» WORK TO COMPLETE
Every record should be written out exactly, please.

» RECORDS TO PROCESS

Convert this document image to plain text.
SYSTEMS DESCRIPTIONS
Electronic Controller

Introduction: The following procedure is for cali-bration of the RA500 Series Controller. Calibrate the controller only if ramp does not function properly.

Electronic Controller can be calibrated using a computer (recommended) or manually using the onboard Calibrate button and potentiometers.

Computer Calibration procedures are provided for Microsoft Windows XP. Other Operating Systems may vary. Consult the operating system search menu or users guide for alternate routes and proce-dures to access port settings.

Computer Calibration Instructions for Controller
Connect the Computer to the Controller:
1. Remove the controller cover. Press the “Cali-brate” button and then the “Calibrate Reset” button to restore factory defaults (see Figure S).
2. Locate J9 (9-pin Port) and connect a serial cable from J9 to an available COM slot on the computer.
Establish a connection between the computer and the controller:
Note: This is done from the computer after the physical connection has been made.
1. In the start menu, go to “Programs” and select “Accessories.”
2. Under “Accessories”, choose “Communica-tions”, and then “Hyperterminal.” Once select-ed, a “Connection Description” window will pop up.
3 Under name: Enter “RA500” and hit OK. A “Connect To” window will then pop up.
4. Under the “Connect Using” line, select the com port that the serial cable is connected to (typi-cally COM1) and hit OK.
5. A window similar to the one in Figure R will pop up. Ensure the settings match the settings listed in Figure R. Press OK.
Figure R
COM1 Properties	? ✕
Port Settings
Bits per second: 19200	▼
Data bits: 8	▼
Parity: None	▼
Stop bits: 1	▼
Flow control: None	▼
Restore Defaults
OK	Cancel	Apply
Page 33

» WRITTEN REPLY
Convert this document image to plain text.
SYSTEMS DESCRIPTIONS
Electronic Controller

Introduction: The following procedure is for cali-bration of the RA500 Series Controller. Calibrate the controller only if ramp does not function properly.

Electronic Controller can be calibrated using a computer (recommended) or manually using the onboard Calibrate button and potentiometers.

Computer Calibration procedures are provided for Microsoft Windows XP. Other Operating Systems may vary. Consult the operating system search menu or users guide for alternate routes and proce-dures to access port settings.

Computer Calibration Instructions for Controller
Connect the Computer to the Controller:
1. Remove the controller cover. Press the “Cali-brate” button and then the “Calibrate Reset” button to restore factory defaults (see Figure S).
2. Locate J9 (9-pin Port) and connect a serial cable from J9 to an available COM slot on the computer.
Establish a connection between the computer and the controller:
Note: This is done from the computer after the physical connection has been made.
1. In the start menu, go to “Programs” and select “Accessories.”
2. Under “Accessories”, choose “Communica-tions”, and then “Hyperterminal.” Once select-ed, a “Connection Description” window will pop up.
3 Under name: Enter “RA500” and hit OK. A “Connect To” window will then pop up.
4. Under the “Connect Using” line, select the com port that the serial cable is connected to (typi-cally COM1) and hit OK.
5. A window similar to the one in Figure R will pop up. Ensure the settings match the settings listed in Figure R. Press OK.
Figure R
COM1 Properties	? ✕
Port Settings
Bits per second: 19200	▼
Data bits: 8	▼
Parity: None	▼
Stop bits: 1	▼
Flow control: None	▼
Restore Defaults
OK	Cancel	Apply
Page 33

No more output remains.